* _Task_: If a line of the records contains the string "bsssi", copy it out.
--- START ---
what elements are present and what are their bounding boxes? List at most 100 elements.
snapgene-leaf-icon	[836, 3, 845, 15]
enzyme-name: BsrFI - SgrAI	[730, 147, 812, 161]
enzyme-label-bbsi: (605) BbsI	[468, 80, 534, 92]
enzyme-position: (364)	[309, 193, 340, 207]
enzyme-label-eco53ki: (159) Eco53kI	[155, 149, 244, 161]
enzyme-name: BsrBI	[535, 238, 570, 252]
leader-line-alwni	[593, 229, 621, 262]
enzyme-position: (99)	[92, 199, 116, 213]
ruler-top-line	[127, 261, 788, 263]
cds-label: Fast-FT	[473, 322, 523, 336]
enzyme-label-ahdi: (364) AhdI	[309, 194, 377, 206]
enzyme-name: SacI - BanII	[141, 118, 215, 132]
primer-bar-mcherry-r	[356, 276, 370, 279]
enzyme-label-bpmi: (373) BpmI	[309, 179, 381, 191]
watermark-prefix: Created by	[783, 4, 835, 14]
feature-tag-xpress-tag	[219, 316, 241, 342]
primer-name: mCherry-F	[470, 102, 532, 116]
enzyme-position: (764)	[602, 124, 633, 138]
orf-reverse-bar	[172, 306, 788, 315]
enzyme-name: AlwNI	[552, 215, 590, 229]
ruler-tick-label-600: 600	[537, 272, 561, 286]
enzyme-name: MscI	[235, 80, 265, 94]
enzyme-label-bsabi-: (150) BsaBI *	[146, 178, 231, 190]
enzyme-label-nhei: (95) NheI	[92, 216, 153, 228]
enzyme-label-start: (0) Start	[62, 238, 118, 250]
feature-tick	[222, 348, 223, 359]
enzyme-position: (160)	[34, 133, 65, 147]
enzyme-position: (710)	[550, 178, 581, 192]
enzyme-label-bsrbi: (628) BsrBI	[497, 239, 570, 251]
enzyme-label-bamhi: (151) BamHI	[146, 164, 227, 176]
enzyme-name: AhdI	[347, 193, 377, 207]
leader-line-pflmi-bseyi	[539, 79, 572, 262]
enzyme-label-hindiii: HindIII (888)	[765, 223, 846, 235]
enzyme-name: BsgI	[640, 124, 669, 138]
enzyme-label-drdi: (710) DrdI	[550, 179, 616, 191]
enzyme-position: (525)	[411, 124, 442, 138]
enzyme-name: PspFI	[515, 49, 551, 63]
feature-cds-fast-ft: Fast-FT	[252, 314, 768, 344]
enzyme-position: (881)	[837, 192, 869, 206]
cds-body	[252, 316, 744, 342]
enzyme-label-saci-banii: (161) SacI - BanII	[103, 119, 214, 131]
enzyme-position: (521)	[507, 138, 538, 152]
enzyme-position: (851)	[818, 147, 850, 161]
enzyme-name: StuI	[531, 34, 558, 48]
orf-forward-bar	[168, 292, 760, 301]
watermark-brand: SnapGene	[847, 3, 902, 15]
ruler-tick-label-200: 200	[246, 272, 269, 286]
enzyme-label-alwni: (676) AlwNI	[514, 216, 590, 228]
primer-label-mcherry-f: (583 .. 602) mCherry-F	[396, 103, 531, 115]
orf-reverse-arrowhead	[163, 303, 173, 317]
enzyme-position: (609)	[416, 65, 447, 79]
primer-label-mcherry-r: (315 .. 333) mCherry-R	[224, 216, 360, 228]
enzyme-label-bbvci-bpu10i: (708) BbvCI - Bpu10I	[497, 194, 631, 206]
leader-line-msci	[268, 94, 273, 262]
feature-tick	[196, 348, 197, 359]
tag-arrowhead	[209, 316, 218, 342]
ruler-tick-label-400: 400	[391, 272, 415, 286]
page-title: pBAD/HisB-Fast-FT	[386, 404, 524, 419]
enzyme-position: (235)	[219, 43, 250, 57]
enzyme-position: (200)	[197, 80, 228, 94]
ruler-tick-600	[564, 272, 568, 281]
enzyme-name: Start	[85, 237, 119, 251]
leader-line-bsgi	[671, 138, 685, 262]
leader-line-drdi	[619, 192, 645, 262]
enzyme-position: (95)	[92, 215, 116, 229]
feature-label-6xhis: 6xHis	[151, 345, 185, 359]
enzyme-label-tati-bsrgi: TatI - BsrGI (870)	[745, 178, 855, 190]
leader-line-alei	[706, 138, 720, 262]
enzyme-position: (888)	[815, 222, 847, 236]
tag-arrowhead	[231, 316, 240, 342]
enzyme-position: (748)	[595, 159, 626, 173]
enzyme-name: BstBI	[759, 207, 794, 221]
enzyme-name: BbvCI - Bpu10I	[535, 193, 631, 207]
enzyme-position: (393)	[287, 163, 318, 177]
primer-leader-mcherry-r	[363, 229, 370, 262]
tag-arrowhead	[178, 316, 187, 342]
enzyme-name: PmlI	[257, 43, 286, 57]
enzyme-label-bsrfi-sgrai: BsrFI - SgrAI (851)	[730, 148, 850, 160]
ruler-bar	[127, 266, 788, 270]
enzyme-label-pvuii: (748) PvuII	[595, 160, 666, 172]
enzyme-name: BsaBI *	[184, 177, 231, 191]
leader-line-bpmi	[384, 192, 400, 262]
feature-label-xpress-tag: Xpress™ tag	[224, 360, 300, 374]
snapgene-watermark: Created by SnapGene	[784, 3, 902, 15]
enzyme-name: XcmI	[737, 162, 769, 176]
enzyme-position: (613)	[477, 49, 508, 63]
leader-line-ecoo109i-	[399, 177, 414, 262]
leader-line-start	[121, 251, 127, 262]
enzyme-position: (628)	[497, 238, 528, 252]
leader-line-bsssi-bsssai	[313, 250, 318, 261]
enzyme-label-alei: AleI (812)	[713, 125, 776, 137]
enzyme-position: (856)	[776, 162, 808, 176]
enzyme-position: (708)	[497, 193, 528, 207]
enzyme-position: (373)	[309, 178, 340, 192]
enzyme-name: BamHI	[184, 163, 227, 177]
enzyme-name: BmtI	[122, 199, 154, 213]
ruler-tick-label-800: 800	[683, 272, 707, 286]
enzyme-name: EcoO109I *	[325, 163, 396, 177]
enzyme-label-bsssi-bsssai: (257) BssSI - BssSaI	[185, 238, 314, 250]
--- END ---
* _Answer box_:
leader-line-bsssi-bsssai	[313, 250, 318, 261]
enzyme-label-bsssi-bsssai: (257) BssSI - BssSaI	[185, 238, 314, 250]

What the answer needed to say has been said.